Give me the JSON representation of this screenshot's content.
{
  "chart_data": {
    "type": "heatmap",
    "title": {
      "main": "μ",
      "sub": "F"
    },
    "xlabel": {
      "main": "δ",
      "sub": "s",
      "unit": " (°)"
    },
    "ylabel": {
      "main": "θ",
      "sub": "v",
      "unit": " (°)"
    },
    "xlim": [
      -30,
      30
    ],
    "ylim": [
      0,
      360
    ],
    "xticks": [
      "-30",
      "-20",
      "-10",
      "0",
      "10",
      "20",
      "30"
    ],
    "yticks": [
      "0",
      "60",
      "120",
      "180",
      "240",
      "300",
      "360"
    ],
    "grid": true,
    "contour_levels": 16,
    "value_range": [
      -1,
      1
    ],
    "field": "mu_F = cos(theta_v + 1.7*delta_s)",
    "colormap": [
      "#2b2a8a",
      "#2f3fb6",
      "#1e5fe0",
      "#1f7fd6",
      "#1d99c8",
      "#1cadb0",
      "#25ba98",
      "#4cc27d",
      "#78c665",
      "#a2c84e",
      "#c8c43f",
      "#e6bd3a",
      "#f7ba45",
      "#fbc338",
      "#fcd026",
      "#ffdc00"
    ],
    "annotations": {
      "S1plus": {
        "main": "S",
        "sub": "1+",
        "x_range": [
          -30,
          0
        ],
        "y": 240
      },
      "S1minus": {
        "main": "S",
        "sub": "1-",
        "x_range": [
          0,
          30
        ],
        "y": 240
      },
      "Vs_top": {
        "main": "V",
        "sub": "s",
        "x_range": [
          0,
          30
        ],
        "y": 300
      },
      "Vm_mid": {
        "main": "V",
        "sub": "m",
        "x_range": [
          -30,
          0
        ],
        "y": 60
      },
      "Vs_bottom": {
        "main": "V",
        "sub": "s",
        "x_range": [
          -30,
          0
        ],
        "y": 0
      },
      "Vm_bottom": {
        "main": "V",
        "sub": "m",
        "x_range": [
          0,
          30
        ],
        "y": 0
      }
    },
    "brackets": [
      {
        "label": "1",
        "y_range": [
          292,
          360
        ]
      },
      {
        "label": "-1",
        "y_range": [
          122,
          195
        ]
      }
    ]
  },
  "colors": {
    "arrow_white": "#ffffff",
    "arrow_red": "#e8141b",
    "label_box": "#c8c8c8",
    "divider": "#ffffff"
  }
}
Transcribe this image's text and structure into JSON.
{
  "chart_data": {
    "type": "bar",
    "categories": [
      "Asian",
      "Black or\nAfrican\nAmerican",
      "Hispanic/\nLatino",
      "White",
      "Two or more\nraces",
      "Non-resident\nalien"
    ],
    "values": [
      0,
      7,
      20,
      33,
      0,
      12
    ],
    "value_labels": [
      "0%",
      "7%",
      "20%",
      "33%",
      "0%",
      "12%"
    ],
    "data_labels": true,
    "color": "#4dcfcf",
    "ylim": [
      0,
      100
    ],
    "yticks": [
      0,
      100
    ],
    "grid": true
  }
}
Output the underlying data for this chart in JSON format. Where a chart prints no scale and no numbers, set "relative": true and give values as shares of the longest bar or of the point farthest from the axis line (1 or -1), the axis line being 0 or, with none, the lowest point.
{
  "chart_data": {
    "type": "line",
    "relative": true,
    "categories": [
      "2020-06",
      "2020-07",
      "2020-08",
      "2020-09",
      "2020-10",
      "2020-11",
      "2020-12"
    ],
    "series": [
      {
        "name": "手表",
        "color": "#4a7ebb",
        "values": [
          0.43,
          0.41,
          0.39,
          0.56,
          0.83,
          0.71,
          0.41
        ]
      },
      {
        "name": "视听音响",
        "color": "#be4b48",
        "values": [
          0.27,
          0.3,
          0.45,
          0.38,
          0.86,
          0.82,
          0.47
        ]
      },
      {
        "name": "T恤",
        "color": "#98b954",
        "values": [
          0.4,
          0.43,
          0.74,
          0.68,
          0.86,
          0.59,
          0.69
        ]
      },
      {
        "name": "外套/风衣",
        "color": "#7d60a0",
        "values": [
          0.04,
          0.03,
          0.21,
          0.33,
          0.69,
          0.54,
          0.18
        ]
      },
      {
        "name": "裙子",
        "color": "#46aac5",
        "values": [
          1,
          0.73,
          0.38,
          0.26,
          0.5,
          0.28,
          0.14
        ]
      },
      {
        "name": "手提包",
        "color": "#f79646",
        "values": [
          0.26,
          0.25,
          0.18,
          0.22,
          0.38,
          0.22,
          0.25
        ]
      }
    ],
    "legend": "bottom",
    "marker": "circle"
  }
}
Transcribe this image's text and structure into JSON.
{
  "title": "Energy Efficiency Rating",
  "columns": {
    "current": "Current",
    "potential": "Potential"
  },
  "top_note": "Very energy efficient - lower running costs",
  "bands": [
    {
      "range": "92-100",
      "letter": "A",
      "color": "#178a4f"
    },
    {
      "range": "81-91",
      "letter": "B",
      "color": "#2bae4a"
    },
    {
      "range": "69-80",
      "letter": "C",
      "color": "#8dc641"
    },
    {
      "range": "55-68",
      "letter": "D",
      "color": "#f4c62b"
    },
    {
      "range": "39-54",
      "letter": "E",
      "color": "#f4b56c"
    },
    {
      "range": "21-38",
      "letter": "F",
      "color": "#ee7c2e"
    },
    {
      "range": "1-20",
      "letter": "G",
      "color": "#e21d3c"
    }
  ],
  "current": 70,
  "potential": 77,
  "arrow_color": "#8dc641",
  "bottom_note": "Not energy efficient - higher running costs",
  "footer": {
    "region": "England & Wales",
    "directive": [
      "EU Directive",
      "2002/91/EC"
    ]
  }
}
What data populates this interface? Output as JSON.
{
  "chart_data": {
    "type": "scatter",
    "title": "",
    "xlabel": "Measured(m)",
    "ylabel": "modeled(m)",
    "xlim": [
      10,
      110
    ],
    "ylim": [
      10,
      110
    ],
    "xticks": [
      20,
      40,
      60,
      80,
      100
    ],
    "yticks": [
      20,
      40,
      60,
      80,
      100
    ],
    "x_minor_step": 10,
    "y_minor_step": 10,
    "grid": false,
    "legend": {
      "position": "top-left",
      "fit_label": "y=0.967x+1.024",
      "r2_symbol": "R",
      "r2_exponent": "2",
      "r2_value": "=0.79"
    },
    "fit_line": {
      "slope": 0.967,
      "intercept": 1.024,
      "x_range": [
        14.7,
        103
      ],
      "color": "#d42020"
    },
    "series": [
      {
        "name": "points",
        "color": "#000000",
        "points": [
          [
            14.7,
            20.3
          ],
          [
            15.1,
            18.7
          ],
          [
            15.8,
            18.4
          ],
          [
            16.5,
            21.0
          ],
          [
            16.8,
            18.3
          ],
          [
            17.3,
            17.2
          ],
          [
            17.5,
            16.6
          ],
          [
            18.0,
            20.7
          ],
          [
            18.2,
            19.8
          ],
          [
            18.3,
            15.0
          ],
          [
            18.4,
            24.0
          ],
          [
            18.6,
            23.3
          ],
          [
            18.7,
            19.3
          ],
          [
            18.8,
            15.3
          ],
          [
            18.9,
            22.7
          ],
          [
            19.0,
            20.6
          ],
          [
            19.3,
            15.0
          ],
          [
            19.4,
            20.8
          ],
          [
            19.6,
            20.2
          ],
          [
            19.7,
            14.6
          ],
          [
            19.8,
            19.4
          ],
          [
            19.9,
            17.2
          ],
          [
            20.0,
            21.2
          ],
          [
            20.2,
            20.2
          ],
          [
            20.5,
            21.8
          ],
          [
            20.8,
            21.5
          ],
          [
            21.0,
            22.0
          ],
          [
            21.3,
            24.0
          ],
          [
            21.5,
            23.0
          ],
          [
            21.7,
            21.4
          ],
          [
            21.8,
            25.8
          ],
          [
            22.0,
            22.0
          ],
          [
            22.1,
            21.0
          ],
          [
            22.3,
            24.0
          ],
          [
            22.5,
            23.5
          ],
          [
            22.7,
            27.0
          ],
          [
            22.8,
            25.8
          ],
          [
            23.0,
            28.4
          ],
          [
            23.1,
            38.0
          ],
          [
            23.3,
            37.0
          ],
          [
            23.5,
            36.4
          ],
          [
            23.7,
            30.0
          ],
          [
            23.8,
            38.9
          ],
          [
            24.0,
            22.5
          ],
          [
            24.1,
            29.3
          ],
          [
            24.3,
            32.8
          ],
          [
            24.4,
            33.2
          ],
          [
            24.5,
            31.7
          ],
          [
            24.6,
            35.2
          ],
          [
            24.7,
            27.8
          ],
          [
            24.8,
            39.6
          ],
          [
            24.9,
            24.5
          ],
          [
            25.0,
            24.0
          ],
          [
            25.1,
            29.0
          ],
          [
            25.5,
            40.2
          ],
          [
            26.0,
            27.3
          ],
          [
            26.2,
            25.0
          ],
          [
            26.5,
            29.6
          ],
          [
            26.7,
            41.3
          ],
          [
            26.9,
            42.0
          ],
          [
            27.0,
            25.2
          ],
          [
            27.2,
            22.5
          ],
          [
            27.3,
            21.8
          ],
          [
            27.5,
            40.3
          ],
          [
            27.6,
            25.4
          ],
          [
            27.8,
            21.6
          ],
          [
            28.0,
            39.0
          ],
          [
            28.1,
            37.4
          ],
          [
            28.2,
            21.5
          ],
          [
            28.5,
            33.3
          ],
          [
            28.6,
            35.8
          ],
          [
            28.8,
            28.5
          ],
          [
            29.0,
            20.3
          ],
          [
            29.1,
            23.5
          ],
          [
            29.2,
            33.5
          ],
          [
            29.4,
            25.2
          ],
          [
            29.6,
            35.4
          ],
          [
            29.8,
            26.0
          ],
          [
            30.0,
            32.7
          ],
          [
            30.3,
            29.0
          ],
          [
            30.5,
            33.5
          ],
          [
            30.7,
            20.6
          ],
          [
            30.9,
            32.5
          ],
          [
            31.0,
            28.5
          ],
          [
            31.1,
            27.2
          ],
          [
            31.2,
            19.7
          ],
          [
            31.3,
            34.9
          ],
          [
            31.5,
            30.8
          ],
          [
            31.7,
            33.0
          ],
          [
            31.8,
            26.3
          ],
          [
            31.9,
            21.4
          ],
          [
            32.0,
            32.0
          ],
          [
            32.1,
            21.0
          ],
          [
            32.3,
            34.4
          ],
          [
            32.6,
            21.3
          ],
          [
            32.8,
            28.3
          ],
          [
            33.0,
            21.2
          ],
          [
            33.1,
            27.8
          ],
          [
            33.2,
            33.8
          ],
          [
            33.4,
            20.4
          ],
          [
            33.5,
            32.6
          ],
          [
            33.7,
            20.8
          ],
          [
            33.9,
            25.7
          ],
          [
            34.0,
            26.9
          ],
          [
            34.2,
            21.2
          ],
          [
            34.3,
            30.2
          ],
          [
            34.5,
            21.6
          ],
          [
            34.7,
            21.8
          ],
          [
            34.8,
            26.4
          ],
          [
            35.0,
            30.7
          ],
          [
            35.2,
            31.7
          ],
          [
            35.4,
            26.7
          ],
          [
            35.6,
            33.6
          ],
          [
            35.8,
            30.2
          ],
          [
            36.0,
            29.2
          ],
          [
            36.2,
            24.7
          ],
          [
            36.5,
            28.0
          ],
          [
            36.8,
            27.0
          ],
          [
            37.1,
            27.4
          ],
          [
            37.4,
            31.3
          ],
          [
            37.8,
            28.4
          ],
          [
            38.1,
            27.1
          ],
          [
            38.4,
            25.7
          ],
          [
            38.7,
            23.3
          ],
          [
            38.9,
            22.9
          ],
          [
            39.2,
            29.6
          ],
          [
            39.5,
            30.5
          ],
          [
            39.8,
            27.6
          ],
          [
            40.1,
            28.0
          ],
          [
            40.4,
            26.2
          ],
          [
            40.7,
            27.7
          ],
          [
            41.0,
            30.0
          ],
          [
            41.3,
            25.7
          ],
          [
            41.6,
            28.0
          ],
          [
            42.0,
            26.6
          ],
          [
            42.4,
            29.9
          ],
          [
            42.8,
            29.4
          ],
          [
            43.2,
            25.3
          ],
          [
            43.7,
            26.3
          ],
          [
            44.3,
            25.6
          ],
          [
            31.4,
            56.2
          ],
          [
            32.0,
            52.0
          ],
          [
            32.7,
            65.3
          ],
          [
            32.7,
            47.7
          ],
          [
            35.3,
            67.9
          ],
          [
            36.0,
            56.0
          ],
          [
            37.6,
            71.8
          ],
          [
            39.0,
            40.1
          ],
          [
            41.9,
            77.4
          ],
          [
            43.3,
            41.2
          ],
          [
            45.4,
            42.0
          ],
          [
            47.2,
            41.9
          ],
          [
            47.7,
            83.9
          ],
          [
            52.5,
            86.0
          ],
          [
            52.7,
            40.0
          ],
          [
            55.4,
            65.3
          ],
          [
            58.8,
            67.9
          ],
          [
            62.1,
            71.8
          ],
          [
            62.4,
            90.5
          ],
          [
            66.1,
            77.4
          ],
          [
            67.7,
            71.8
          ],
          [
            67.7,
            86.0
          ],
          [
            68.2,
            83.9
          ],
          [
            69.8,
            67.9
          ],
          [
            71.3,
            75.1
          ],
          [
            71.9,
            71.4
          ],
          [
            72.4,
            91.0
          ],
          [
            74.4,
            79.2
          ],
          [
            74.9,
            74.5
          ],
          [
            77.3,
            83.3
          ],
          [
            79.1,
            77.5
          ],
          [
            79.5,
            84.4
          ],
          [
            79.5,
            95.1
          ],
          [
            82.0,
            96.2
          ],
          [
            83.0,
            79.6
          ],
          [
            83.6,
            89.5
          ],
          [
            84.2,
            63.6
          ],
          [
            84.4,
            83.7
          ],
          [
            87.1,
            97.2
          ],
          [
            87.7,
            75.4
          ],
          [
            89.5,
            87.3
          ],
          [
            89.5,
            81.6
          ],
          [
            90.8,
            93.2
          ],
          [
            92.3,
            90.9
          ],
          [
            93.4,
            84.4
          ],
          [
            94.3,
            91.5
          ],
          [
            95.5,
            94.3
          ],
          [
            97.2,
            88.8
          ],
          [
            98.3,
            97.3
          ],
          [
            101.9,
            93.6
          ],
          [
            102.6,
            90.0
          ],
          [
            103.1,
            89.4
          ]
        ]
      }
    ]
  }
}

______

* **Exercise**
Copy each line of the records that contains the word "running".

* **Result for this exercise**
  "top_note": "Very energy efficient - lower running costs",
  "bottom_note": "Not energy efficient - higher running costs",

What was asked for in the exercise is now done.